▸ Your goal: Set down every entry again word for word, please, but skip the pictures.

Extracted records:

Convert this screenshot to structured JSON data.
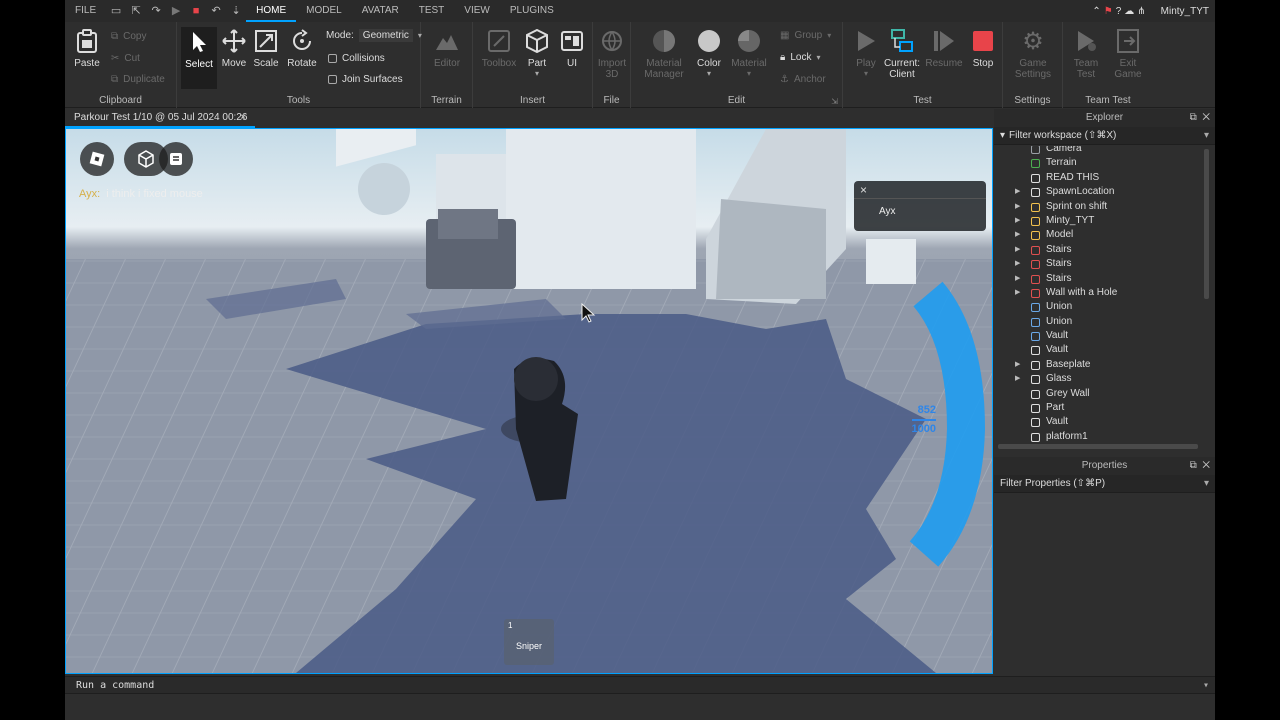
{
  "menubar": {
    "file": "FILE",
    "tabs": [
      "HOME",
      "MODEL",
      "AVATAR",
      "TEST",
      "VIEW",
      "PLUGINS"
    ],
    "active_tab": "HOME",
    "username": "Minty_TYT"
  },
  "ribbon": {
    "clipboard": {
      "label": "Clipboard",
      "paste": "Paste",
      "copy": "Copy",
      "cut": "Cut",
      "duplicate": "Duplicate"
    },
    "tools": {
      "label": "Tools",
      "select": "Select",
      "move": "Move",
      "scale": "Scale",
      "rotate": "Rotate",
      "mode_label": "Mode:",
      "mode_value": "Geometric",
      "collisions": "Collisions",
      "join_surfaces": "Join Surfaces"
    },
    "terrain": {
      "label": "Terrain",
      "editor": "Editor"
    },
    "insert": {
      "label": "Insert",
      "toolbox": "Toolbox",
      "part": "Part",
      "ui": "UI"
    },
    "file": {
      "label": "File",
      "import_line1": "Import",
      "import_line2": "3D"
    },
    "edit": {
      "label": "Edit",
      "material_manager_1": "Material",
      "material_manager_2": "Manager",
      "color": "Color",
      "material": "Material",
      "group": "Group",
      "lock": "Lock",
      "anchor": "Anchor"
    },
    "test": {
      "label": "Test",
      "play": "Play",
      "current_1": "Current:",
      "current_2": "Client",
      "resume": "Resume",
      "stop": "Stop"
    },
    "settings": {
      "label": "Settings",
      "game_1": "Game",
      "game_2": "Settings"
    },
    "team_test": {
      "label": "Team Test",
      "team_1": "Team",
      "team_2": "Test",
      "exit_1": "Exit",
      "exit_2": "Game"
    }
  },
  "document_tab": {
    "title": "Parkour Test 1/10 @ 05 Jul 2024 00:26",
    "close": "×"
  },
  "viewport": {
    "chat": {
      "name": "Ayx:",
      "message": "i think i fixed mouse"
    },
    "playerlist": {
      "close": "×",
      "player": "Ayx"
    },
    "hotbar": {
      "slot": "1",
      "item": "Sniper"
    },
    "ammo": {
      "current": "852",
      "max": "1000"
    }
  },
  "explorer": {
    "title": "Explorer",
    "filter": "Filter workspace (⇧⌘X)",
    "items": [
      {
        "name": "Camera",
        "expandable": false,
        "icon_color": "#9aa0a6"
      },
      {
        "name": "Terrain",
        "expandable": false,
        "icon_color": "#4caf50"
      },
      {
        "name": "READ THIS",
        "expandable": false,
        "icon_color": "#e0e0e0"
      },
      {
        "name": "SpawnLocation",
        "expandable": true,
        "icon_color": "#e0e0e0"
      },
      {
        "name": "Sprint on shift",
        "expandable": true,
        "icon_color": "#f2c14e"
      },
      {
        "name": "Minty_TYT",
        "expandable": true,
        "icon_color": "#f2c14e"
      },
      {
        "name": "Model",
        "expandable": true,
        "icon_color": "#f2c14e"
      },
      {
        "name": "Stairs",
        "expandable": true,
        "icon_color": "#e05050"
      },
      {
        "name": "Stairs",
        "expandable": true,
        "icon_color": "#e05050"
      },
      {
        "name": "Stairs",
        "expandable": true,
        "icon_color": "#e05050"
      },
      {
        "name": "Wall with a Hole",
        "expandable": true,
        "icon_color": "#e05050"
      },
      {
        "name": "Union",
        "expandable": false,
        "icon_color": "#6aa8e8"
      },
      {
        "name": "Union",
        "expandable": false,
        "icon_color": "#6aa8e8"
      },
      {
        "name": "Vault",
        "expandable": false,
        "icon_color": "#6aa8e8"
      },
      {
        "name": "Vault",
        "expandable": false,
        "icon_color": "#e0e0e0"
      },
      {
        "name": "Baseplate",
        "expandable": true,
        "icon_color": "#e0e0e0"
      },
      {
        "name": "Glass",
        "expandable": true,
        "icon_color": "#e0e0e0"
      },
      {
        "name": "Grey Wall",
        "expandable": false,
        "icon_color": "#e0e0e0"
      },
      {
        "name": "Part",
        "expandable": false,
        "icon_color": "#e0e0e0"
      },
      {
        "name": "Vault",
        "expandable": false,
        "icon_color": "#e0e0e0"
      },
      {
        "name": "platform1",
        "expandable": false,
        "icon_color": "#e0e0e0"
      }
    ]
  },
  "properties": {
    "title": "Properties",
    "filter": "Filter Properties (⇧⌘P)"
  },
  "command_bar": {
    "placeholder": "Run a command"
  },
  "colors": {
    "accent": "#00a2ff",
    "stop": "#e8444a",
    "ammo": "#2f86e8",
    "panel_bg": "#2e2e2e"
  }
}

▸ Written answer:
Convert this screenshot to structured JSON data.
{
  "menubar": {
    "file": "FILE",
    "tabs": [
      "HOME",
      "MODEL",
      "AVATAR",
      "TEST",
      "VIEW",
      "PLUGINS"
    ],
    "active_tab": "HOME",
    "username": "Minty_TYT"
  },
  "ribbon": {
    "clipboard": {
      "label": "Clipboard",
      "paste": "Paste",
      "copy": "Copy",
      "cut": "Cut",
      "duplicate": "Duplicate"
    },
    "tools": {
      "label": "Tools",
      "select": "Select",
      "move": "Move",
      "scale": "Scale",
      "rotate": "Rotate",
      "mode_label": "Mode:",
      "mode_value": "Geometric",
      "collisions": "Collisions",
      "join_surfaces": "Join Surfaces"
    },
    "terrain": {
      "label": "Terrain",
      "editor": "Editor"
    },
    "insert": {
      "label": "Insert",
      "toolbox": "Toolbox",
      "part": "Part",
      "ui": "UI"
    },
    "file": {
      "label": "File",
      "import_line1": "Import",
      "import_line2": "3D"
    },
    "edit": {
      "label": "Edit",
      "material_manager_1": "Material",
      "material_manager_2": "Manager",
      "color": "Color",
      "material": "Material",
      "group": "Group",
      "lock": "Lock",
      "anchor": "Anchor"
    },
    "test": {
      "label": "Test",
      "play": "Play",
      "current_1": "Current:",
      "current_2": "Client",
      "resume": "Resume",
      "stop": "Stop"
    },
    "settings": {
      "label": "Settings",
      "game_1": "Game",
      "game_2": "Settings"
    },
    "team_test": {
      "label": "Team Test",
      "team_1": "Team",
      "team_2": "Test",
      "exit_1": "Exit",
      "exit_2": "Game"
    }
  },
  "document_tab": {
    "title": "Parkour Test 1/10 @ 05 Jul 2024 00:26",
    "close": "×"
  },
  "viewport": {
    "chat": {
      "name": "Ayx:",
      "message": "i think i fixed mouse"
    },
    "playerlist": {
      "close": "×",
      "player": "Ayx"
    },
    "hotbar": {
      "slot": "1",
      "item": "Sniper"
    },
    "ammo": {
      "current": "852",
      "max": "1000"
    }
  },
  "explorer": {
    "title": "Explorer",
    "filter": "Filter workspace (⇧⌘X)",
    "items": [
      {
        "name": "Camera",
        "expandable": false,
        "icon_color": "#9aa0a6"
      },
      {
        "name": "Terrain",
        "expandable": false,
        "icon_color": "#4caf50"
      },
      {
        "name": "READ THIS",
        "expandable": false,
        "icon_color": "#e0e0e0"
      },
      {
        "name": "SpawnLocation",
        "expandable": true,
        "icon_color": "#e0e0e0"
      },
      {
        "name": "Sprint on shift",
        "expandable": true,
        "icon_color": "#f2c14e"
      },
      {
        "name": "Minty_TYT",
        "expandable": true,
        "icon_color": "#f2c14e"
      },
      {
        "name": "Model",
        "expandable": true,
        "icon_color": "#f2c14e"
      },
      {
        "name": "Stairs",
        "expandable": true,
        "icon_color": "#e05050"
      },
      {
        "name": "Stairs",
        "expandable": true,
        "icon_color": "#e05050"
      },
      {
        "name": "Stairs",
        "expandable": true,
        "icon_color": "#e05050"
      },
      {
        "name": "Wall with a Hole",
        "expandable": true,
        "icon_color": "#e05050"
      },
      {
        "name": "Union",
        "expandable": false,
        "icon_color": "#6aa8e8"
      },
      {
        "name": "Union",
        "expandable": false,
        "icon_color": "#6aa8e8"
      },
      {
        "name": "Vault",
        "expandable": false,
        "icon_color": "#6aa8e8"
      },
      {
        "name": "Vault",
        "expandable": false,
        "icon_color": "#e0e0e0"
      },
      {
        "name": "Baseplate",
        "expandable": true,
        "icon_color": "#e0e0e0"
      },
      {
        "name": "Glass",
        "expandable": true,
        "icon_color": "#e0e0e0"
      },
      {
        "name": "Grey Wall",
        "expandable": false,
        "icon_color": "#e0e0e0"
      },
      {
        "name": "Part",
        "expandable": false,
        "icon_color": "#e0e0e0"
      },
      {
        "name": "Vault",
        "expandable": false,
        "icon_color": "#e0e0e0"
      },
      {
        "name": "platform1",
        "expandable": false,
        "icon_color": "#e0e0e0"
      }
    ]
  },
  "properties": {
    "title": "Properties",
    "filter": "Filter Properties (⇧⌘P)"
  },
  "command_bar": {
    "placeholder": "Run a command"
  },
  "colors": {
    "accent": "#00a2ff",
    "stop": "#e8444a",
    "ammo": "#2f86e8",
    "panel_bg": "#2e2e2e"
  }
}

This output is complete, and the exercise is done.